Dataset excerpts =
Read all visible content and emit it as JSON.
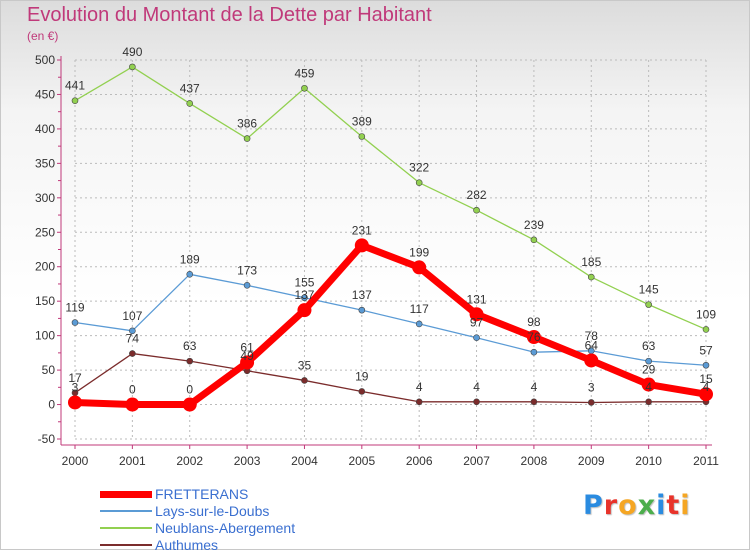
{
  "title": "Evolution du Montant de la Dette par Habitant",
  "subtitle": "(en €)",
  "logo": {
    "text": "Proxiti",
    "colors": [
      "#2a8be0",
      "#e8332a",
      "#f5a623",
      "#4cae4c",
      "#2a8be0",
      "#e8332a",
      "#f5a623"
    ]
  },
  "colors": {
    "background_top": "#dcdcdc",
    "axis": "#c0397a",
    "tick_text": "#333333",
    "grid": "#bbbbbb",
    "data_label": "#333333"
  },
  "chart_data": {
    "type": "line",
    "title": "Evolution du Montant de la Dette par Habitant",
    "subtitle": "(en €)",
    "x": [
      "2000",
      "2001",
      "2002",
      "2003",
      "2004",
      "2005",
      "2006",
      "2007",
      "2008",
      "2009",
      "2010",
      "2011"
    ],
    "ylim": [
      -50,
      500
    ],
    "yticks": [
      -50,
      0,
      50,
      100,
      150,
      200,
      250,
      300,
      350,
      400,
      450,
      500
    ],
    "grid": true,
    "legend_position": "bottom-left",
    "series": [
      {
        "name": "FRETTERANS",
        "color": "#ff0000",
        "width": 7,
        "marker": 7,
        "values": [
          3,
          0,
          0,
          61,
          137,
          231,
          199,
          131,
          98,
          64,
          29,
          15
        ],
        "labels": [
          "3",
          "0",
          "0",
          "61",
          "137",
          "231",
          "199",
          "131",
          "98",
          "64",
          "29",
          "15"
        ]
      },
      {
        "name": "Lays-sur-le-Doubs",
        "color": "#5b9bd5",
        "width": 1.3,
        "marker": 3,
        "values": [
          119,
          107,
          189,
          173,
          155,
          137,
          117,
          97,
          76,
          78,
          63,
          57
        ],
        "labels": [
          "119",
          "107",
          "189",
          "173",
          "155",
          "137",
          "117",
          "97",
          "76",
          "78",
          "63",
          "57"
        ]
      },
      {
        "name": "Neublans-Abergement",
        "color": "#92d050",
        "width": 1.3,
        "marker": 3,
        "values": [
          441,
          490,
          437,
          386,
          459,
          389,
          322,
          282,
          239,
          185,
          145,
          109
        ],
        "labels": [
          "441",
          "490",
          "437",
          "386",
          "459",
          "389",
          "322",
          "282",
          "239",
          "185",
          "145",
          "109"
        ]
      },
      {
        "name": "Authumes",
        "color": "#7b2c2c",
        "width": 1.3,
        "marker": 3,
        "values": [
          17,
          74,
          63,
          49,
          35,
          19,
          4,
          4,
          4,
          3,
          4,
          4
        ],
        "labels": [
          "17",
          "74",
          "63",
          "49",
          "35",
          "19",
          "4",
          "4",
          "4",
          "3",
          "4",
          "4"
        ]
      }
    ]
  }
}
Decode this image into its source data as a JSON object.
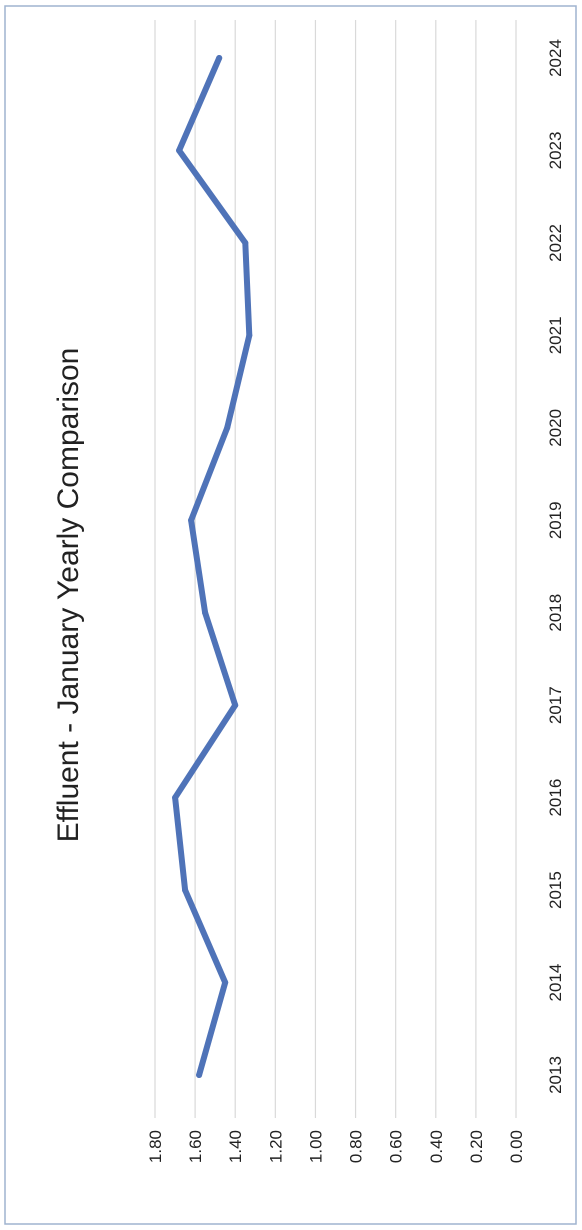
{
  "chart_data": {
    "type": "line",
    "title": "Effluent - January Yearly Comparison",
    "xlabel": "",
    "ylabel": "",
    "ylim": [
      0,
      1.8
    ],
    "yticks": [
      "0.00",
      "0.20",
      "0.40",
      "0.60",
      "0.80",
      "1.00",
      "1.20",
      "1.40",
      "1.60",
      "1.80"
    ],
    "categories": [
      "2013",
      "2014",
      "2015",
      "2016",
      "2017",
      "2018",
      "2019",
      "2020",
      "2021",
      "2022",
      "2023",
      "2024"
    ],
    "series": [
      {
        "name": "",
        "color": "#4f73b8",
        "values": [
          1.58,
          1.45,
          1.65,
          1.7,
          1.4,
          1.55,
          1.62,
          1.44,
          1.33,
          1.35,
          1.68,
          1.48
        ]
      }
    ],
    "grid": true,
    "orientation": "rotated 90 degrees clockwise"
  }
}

Task goal =
Repeat the lines above exactly, and keep every picture out.

The answer =
Read all visible content and emit it as JSON.
{
  "title": "Evolution du Montant de la Dette par Habitant",
  "subtitle": "(en €)",
  "logo": {
    "text": "Proxiti",
    "colors": [
      "#2a8be0",
      "#e8332a",
      "#f5a623",
      "#4cae4c",
      "#2a8be0",
      "#e8332a",
      "#f5a623"
    ]
  },
  "colors": {
    "background_top": "#dcdcdc",
    "axis": "#c0397a",
    "tick_text": "#333333",
    "grid": "#bbbbbb",
    "data_label": "#333333"
  },
  "chart_data": {
    "type": "line",
    "title": "Evolution du Montant de la Dette par Habitant",
    "subtitle": "(en €)",
    "x": [
      "2000",
      "2001",
      "2002",
      "2003",
      "2004",
      "2005",
      "2006",
      "2007",
      "2008",
      "2009",
      "2010",
      "2011"
    ],
    "ylim": [
      -50,
      500
    ],
    "yticks": [
      -50,
      0,
      50,
      100,
      150,
      200,
      250,
      300,
      350,
      400,
      450,
      500
    ],
    "grid": true,
    "legend_position": "bottom-left",
    "series": [
      {
        "name": "FRETTERANS",
        "color": "#ff0000",
        "width": 7,
        "marker": 7,
        "values": [
          3,
          0,
          0,
          61,
          137,
          231,
          199,
          131,
          98,
          64,
          29,
          15
        ],
        "labels": [
          "3",
          "0",
          "0",
          "61",
          "137",
          "231",
          "199",
          "131",
          "98",
          "64",
          "29",
          "15"
        ]
      },
      {
        "name": "Lays-sur-le-Doubs",
        "color": "#5b9bd5",
        "width": 1.3,
        "marker": 3,
        "values": [
          119,
          107,
          189,
          173,
          155,
          137,
          117,
          97,
          76,
          78,
          63,
          57
        ],
        "labels": [
          "119",
          "107",
          "189",
          "173",
          "155",
          "137",
          "117",
          "97",
          "76",
          "78",
          "63",
          "57"
        ]
      },
      {
        "name": "Neublans-Abergement",
        "color": "#92d050",
        "width": 1.3,
        "marker": 3,
        "values": [
          441,
          490,
          437,
          386,
          459,
          389,
          322,
          282,
          239,
          185,
          145,
          109
        ],
        "labels": [
          "441",
          "490",
          "437",
          "386",
          "459",
          "389",
          "322",
          "282",
          "239",
          "185",
          "145",
          "109"
        ]
      },
      {
        "name": "Authumes",
        "color": "#7b2c2c",
        "width": 1.3,
        "marker": 3,
        "values": [
          17,
          74,
          63,
          49,
          35,
          19,
          4,
          4,
          4,
          3,
          4,
          4
        ],
        "labels": [
          "17",
          "74",
          "63",
          "49",
          "35",
          "19",
          "4",
          "4",
          "4",
          "3",
          "4",
          "4"
        ]
      }
    ]
  }
}
Decode this image into its source data as a JSON object.
{
  "chart_data": {
    "type": "line",
    "title": "Effluent - January Yearly Comparison",
    "xlabel": "",
    "ylabel": "",
    "ylim": [
      0,
      1.8
    ],
    "yticks": [
      "0.00",
      "0.20",
      "0.40",
      "0.60",
      "0.80",
      "1.00",
      "1.20",
      "1.40",
      "1.60",
      "1.80"
    ],
    "categories": [
      "2013",
      "2014",
      "2015",
      "2016",
      "2017",
      "2018",
      "2019",
      "2020",
      "2021",
      "2022",
      "2023",
      "2024"
    ],
    "series": [
      {
        "name": "",
        "color": "#4f73b8",
        "values": [
          1.58,
          1.45,
          1.65,
          1.7,
          1.4,
          1.55,
          1.62,
          1.44,
          1.33,
          1.35,
          1.68,
          1.48
        ]
      }
    ],
    "grid": true,
    "orientation": "rotated 90 degrees clockwise"
  }
}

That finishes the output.